▸ Aim
Would you pull out every line of the material that contains the string "text"?

--------------------

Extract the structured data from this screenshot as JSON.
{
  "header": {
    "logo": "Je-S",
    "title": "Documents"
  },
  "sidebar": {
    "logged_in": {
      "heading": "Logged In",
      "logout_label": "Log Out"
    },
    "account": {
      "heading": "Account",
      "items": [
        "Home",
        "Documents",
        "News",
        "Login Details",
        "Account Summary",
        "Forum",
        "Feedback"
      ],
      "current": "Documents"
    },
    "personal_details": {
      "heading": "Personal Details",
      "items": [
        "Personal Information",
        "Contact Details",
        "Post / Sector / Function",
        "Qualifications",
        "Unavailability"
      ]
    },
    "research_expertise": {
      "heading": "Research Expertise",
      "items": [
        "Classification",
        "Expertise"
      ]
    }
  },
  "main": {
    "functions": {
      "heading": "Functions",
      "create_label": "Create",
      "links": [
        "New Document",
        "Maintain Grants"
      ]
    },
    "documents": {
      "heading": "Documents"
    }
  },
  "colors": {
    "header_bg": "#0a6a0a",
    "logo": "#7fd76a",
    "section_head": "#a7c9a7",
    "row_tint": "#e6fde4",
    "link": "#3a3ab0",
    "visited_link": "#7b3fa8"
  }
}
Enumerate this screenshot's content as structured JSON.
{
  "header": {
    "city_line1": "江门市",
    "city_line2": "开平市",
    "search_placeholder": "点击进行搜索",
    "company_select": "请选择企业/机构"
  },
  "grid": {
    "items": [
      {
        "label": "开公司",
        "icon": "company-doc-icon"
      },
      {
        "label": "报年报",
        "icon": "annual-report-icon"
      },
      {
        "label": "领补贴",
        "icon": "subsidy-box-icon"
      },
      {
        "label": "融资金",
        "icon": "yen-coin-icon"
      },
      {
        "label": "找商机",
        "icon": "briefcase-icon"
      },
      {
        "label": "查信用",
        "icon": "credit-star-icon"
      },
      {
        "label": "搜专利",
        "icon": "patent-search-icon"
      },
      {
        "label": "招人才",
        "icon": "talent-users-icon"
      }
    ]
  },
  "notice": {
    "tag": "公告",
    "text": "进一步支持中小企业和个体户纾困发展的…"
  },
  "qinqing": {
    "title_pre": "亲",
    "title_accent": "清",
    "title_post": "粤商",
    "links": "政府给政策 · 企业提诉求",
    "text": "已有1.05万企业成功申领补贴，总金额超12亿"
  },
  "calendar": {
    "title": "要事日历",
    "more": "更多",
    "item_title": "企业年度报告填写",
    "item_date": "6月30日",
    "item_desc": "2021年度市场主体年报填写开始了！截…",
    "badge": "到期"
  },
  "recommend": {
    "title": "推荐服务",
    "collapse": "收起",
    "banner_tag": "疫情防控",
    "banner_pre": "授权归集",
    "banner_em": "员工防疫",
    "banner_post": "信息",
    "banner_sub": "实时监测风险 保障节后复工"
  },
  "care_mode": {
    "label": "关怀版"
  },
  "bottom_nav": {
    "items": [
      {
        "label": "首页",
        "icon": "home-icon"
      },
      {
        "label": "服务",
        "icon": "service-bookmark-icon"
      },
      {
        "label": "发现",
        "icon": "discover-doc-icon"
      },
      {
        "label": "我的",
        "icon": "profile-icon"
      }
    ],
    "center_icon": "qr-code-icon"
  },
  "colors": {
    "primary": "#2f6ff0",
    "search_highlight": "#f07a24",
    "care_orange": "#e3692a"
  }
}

--------------------

▸ Result below
    "text": "进一步支持中小企业和个体户纾困发展的…"
    "text": "已有1.05万企业成功申领补贴，总金额超12亿"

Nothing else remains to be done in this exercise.